▶ **Directive**: Find the string "условиях" in the listing and report every line that has it.
______
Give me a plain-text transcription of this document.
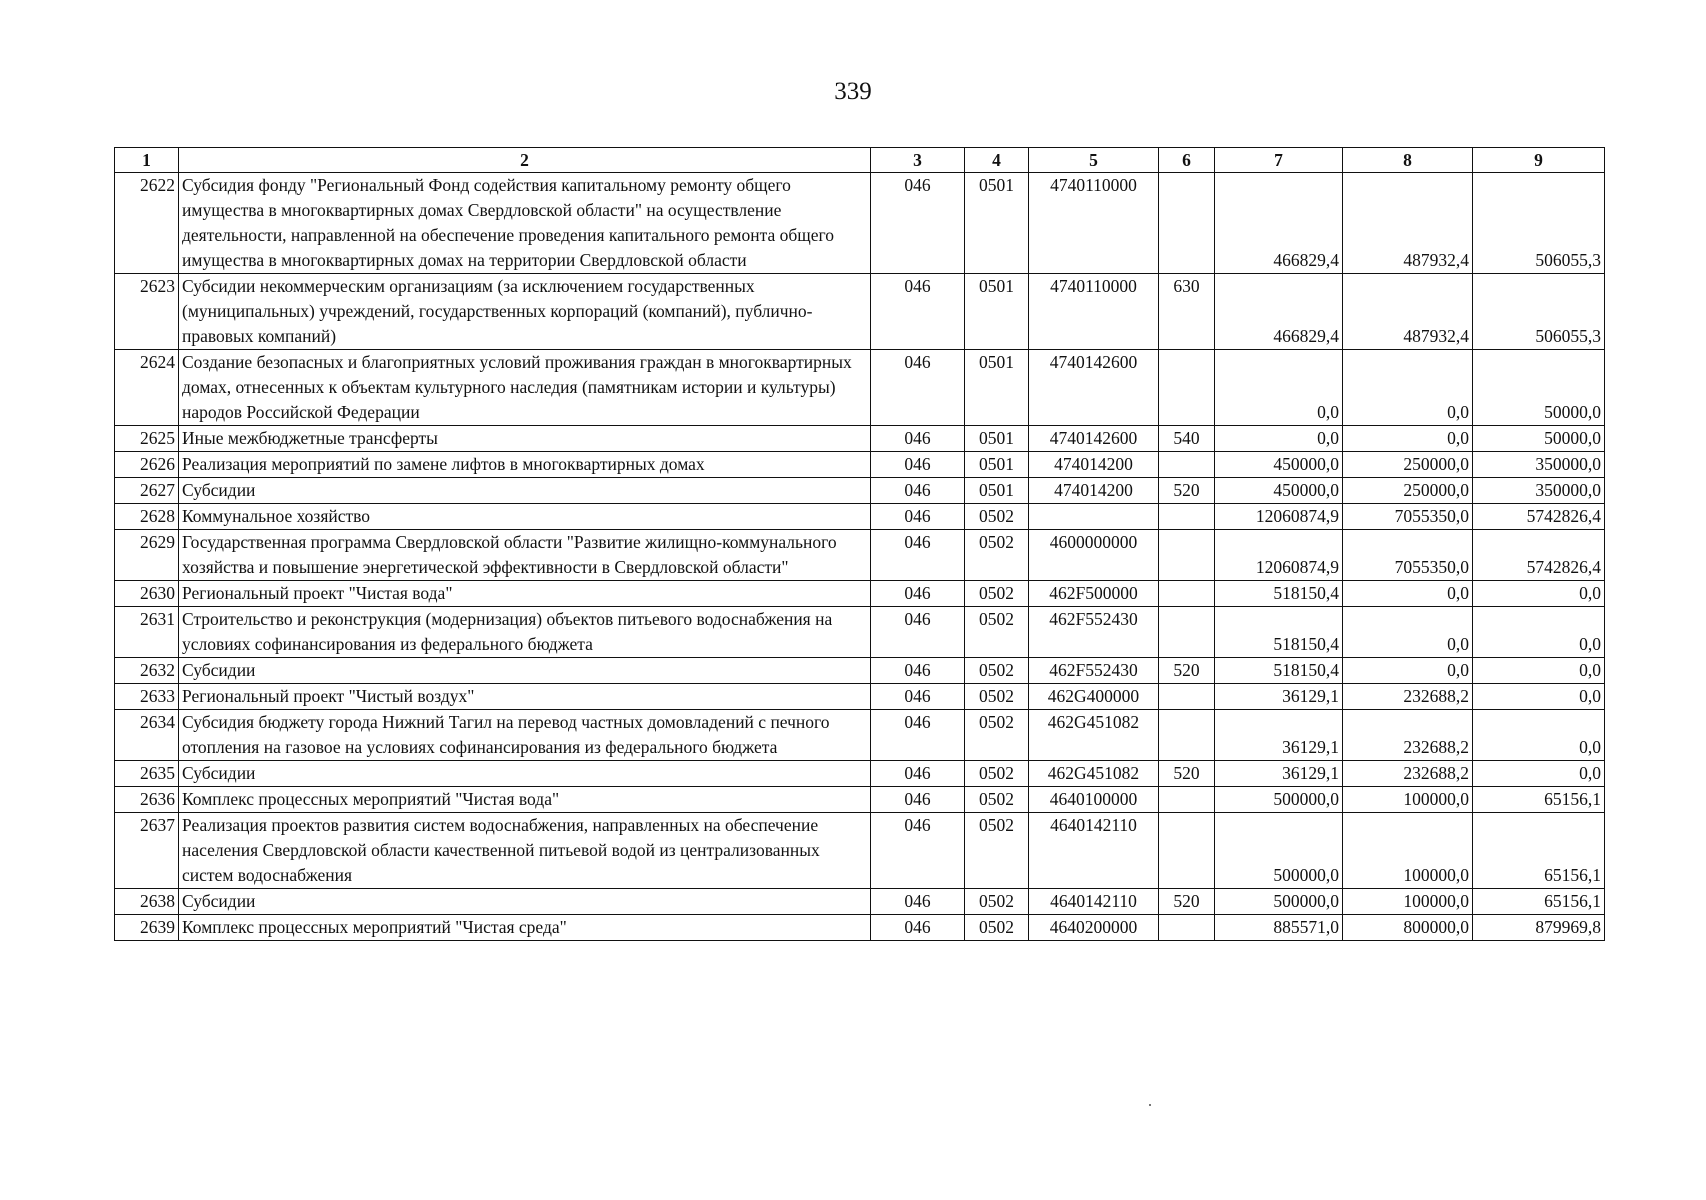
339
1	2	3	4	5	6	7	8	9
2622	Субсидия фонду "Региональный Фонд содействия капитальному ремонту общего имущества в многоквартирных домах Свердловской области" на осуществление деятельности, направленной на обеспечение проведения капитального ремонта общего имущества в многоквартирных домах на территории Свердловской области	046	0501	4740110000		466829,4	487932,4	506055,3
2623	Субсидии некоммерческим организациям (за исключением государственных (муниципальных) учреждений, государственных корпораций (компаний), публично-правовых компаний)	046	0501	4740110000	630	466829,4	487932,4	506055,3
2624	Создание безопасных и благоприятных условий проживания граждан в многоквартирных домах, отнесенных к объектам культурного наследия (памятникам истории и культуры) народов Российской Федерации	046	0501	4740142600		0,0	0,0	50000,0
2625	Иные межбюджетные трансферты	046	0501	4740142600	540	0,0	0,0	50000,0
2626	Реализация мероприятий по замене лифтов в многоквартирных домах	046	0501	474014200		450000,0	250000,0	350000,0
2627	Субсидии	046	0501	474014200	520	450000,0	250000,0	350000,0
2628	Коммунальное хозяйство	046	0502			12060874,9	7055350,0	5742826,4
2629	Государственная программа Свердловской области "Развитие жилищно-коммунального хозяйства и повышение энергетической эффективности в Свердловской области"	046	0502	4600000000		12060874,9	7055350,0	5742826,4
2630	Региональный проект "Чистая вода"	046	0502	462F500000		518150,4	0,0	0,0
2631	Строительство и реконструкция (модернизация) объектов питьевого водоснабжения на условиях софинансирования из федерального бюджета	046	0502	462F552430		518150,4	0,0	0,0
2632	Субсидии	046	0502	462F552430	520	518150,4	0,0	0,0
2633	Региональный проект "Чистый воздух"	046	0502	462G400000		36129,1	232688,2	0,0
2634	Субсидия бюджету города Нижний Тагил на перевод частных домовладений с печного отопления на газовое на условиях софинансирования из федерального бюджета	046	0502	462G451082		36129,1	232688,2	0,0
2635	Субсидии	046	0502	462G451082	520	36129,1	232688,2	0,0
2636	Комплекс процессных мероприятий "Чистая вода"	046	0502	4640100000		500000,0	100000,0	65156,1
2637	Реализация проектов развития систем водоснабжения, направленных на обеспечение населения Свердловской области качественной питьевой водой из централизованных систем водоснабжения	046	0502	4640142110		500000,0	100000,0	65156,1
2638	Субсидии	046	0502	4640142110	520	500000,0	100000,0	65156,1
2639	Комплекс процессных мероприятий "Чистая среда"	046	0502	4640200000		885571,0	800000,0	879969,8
______
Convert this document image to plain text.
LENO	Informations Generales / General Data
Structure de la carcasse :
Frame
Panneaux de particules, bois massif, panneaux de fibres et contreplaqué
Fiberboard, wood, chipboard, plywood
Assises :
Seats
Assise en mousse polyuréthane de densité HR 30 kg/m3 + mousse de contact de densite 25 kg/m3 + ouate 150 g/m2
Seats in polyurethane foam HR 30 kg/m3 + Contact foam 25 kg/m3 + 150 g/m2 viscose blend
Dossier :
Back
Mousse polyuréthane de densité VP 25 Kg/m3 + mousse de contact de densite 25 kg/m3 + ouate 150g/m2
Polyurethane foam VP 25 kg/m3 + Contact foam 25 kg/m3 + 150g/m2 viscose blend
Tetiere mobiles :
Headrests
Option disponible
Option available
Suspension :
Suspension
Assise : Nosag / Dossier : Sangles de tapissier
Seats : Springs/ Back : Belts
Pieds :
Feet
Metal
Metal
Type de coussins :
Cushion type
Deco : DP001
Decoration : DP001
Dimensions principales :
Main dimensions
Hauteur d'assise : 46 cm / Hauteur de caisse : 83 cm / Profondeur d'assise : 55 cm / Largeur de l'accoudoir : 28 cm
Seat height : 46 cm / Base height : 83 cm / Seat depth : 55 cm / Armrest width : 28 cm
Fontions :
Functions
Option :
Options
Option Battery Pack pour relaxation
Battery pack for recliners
______
▶ **Solution to the problem**:
2631	Строительство и реконструкция (модернизация) объектов питьевого водоснабжения на условиях софинансирования из федерального бюджета	046	0502	462F552430		518150,4	0,0	0,0
2634	Субсидия бюджету города Нижний Тагил на перевод частных домовладений с печного отопления на газовое на условиях софинансирования из федерального бюджета	046	0502	462G451082		36129,1	232688,2	0,0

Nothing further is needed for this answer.